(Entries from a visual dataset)
>>>>>

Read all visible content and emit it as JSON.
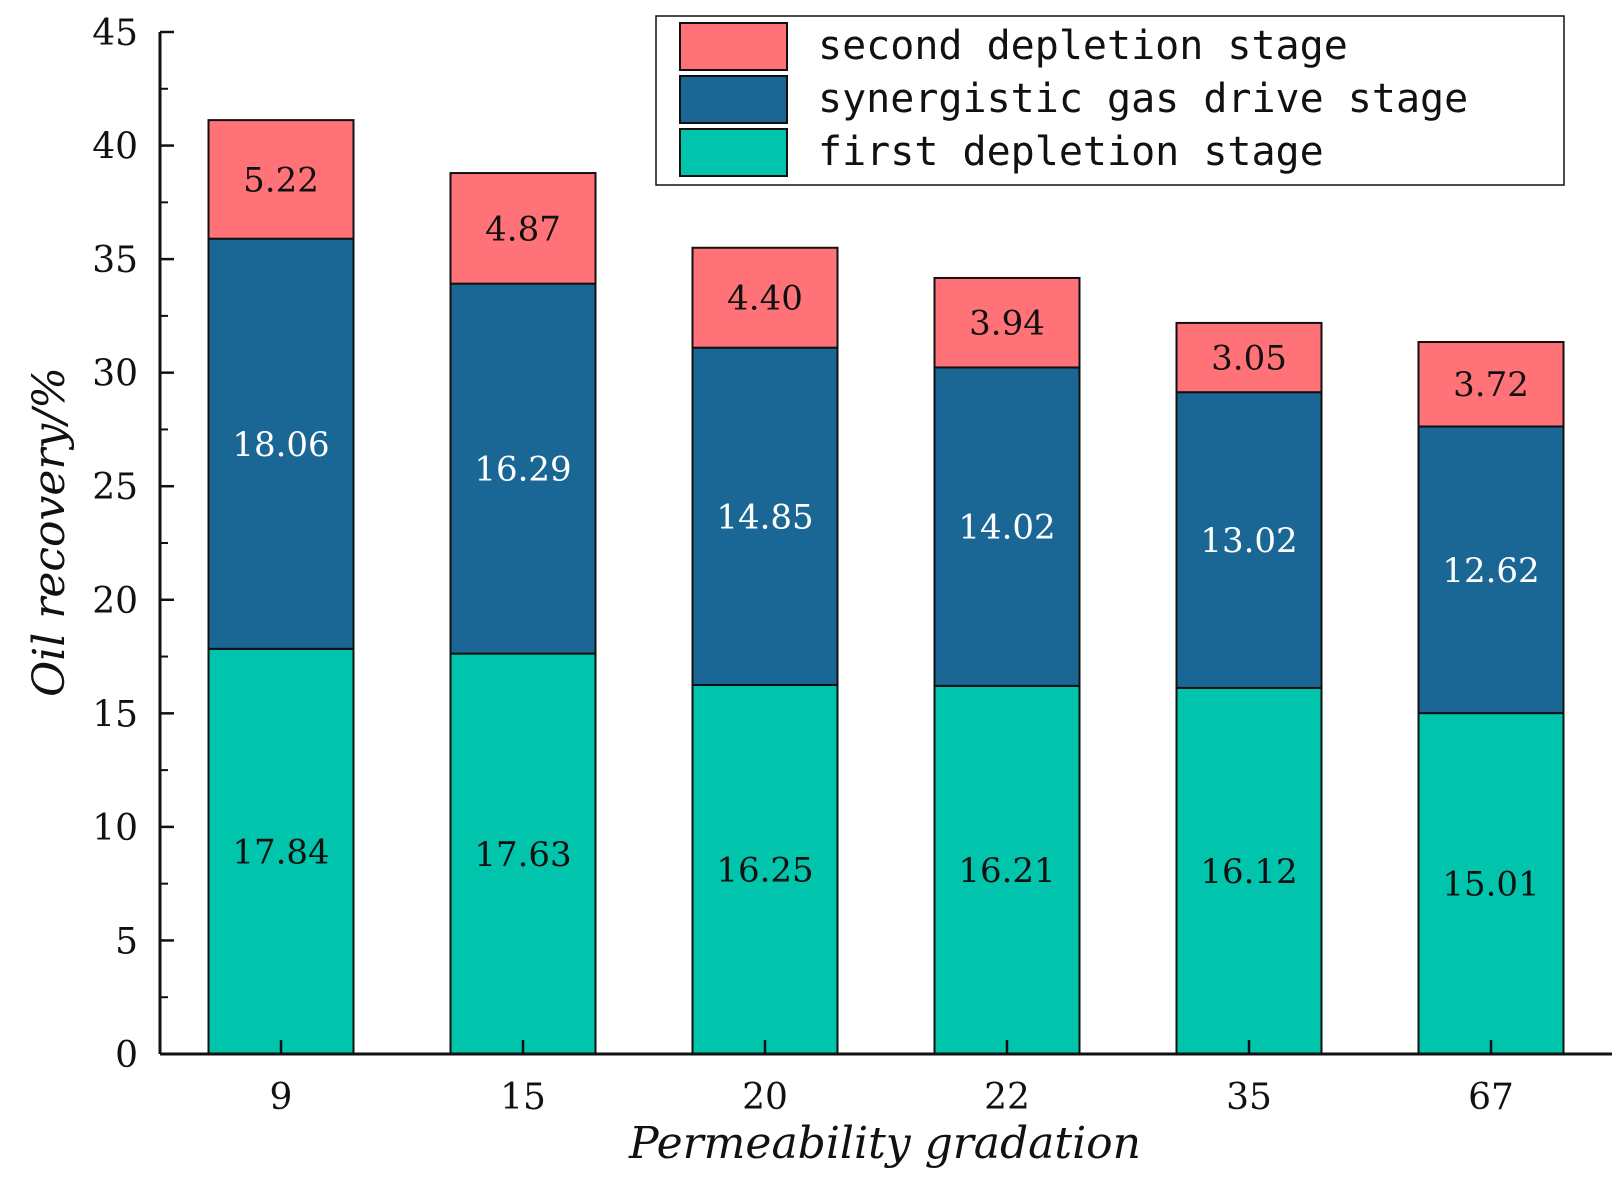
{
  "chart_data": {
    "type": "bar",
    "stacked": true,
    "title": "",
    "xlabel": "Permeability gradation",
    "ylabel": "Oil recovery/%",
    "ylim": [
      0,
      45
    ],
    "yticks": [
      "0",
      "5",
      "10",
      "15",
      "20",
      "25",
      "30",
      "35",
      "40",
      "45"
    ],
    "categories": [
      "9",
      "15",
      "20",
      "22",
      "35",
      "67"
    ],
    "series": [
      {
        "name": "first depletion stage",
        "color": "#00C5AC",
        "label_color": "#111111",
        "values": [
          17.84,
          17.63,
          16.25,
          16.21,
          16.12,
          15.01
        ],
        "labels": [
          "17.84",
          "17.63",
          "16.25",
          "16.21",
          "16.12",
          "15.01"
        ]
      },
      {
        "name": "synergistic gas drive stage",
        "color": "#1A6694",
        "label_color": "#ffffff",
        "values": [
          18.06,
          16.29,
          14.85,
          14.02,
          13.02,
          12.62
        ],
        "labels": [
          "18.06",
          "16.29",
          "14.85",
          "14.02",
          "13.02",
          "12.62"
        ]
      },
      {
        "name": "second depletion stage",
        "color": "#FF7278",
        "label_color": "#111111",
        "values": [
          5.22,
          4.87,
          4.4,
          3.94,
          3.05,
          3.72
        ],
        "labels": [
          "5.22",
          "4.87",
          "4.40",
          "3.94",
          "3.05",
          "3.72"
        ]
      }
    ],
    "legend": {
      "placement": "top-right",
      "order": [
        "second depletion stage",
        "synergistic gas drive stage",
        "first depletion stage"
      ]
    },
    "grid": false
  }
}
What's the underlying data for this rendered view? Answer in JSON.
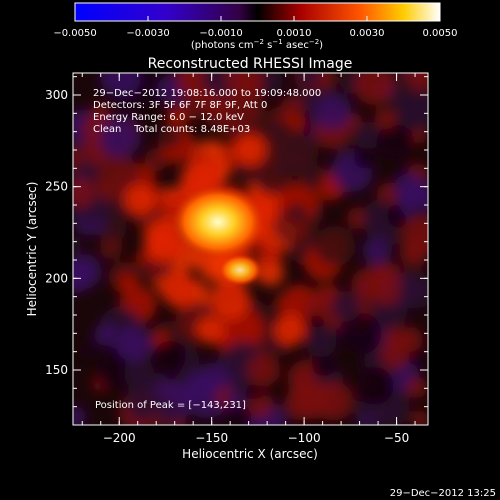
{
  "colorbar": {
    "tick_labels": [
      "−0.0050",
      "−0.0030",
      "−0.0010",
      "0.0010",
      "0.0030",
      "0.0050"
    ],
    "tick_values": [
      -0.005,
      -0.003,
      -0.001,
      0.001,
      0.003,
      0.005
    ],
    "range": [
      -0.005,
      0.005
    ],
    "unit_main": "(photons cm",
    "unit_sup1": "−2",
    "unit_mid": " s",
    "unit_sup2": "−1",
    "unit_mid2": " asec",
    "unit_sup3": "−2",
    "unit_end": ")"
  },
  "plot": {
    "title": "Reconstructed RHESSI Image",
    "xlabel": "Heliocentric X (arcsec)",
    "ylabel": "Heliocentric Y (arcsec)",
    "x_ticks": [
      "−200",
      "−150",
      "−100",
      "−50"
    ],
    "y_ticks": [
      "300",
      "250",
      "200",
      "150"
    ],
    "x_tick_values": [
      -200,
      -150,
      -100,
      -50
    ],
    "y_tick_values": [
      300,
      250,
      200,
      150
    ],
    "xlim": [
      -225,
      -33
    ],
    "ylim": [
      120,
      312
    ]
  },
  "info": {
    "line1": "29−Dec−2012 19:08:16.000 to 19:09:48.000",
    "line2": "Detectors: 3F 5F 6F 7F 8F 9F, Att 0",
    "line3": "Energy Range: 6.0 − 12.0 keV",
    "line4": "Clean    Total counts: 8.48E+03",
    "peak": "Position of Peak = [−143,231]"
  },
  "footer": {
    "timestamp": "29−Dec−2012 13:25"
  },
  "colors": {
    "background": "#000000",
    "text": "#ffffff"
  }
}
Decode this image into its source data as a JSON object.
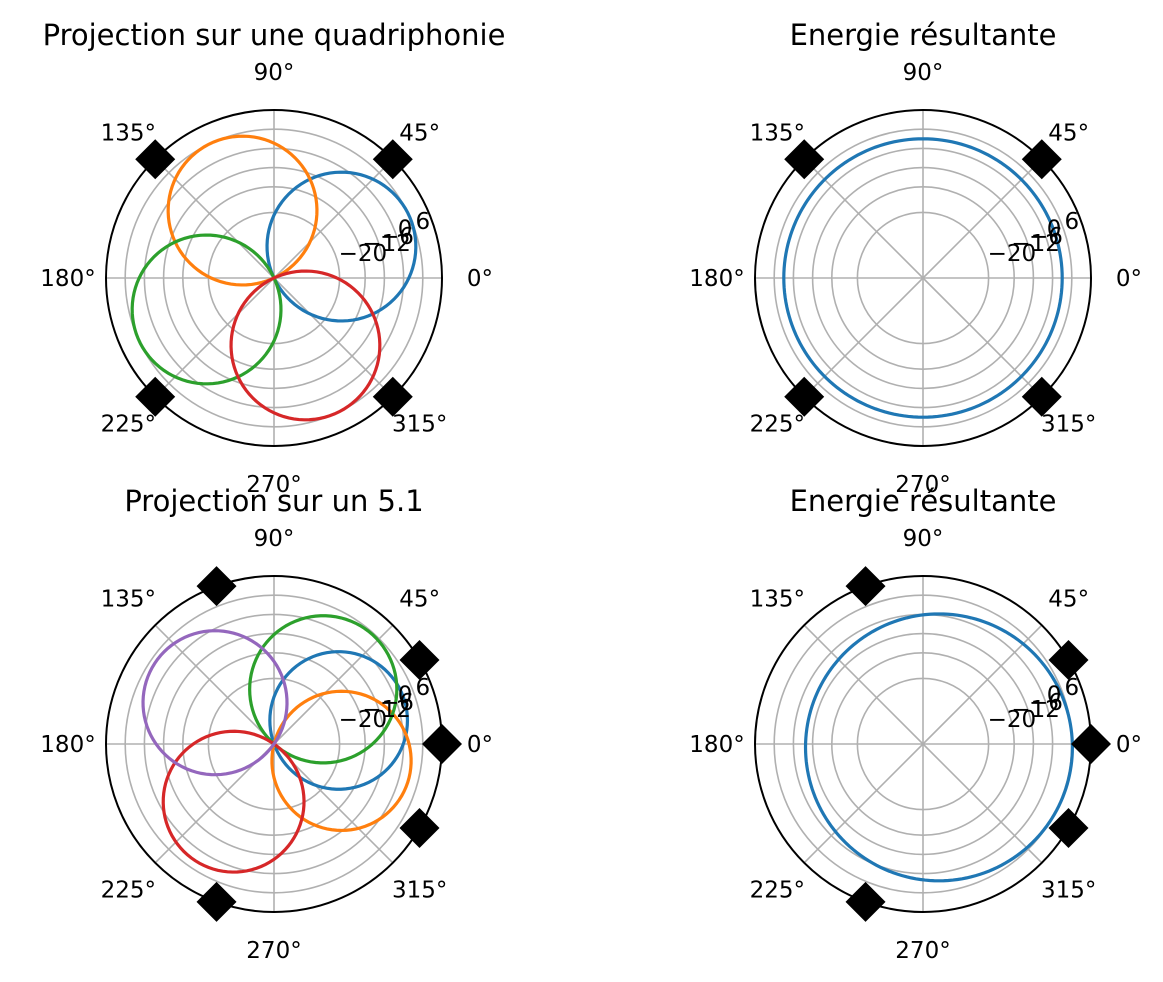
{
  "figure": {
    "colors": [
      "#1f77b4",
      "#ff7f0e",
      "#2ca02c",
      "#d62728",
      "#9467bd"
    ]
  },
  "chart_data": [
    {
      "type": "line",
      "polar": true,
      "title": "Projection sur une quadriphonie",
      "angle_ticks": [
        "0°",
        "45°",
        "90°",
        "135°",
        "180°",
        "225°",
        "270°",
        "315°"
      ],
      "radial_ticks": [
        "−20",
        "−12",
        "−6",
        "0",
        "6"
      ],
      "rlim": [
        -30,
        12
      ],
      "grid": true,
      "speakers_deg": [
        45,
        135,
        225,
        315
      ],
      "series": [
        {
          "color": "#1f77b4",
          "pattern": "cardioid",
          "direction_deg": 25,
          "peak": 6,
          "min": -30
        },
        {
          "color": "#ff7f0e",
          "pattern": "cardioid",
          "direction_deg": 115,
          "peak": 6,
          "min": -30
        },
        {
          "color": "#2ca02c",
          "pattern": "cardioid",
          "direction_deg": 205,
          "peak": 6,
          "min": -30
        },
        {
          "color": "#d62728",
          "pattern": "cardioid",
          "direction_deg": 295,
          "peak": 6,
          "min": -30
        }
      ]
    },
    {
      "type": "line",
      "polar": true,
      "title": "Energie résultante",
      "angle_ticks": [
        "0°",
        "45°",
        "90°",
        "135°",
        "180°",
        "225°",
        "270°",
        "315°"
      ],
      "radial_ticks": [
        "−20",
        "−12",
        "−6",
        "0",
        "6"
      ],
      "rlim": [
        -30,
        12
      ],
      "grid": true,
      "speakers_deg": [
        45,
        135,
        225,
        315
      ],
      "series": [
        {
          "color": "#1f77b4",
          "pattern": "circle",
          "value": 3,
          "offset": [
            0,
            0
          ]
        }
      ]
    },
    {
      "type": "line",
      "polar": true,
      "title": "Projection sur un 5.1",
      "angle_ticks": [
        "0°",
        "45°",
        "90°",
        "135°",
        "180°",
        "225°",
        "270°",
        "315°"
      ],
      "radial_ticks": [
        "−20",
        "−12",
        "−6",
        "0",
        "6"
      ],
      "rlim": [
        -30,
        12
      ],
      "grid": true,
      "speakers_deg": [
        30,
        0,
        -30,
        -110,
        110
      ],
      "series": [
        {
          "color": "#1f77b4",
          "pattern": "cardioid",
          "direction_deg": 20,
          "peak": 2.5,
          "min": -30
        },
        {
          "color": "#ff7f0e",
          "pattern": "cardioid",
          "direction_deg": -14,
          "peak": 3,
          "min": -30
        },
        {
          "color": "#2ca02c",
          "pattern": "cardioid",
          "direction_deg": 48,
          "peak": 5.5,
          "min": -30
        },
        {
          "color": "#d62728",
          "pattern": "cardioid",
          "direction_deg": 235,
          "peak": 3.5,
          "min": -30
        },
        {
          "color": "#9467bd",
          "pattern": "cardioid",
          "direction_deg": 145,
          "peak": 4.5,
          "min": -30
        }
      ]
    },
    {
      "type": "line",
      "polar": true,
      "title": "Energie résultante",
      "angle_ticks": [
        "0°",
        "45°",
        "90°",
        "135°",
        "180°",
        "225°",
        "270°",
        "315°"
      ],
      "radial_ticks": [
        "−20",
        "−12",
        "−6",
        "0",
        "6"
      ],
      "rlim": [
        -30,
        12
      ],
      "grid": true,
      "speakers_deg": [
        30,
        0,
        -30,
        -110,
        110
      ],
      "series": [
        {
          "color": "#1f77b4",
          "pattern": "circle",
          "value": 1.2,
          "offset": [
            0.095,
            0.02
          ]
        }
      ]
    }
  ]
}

<<<<<

Find the word "ylabel" in the entries, and copy every line it shows up in.

Result of this exercise -
    "ylabel": "Oil recovery/%",
    "ylabel": "Heliocentric Y (arcsec)",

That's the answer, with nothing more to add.